• [Exercise inputs]
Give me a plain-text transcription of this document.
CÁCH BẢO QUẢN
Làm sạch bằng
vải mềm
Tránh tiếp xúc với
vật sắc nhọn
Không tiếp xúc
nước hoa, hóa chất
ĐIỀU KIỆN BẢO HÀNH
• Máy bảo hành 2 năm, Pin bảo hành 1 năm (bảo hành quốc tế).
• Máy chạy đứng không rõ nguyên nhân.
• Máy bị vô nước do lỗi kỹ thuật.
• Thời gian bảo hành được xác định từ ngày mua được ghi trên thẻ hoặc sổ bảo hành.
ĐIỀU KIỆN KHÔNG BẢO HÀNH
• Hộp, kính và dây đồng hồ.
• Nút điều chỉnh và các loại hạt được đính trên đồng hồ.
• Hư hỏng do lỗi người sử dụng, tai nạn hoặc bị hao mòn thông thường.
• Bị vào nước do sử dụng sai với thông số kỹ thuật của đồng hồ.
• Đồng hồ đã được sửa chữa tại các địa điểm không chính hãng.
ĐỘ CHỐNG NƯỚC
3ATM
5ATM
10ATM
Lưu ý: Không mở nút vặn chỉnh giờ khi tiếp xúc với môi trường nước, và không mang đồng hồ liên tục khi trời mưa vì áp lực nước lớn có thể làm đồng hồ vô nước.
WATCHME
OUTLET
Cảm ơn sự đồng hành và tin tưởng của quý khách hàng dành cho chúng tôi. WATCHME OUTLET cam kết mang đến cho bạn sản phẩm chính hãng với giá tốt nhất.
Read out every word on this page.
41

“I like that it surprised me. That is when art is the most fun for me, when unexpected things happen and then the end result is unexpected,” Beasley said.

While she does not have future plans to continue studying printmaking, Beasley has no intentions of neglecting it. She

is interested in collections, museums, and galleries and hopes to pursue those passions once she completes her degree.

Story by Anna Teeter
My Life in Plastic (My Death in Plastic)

• [To do] Give back exactly the lines running from the line containing "Read out every word on this page." through the end of the material above, both included, and nothing beyond them.

• [Answer to this problem]
Read out every word on this page.
41

“I like that it surprised me. That is when art is the most fun for me, when unexpected things happen and then the end result is unexpected,” Beasley said.

While she does not have future plans to continue studying printmaking, Beasley has no intentions of neglecting it. She

is interested in collections, museums, and galleries and hopes to pursue those passions once she completes her degree.

Story by Anna Teeter
My Life in Plastic (My Death in Plastic)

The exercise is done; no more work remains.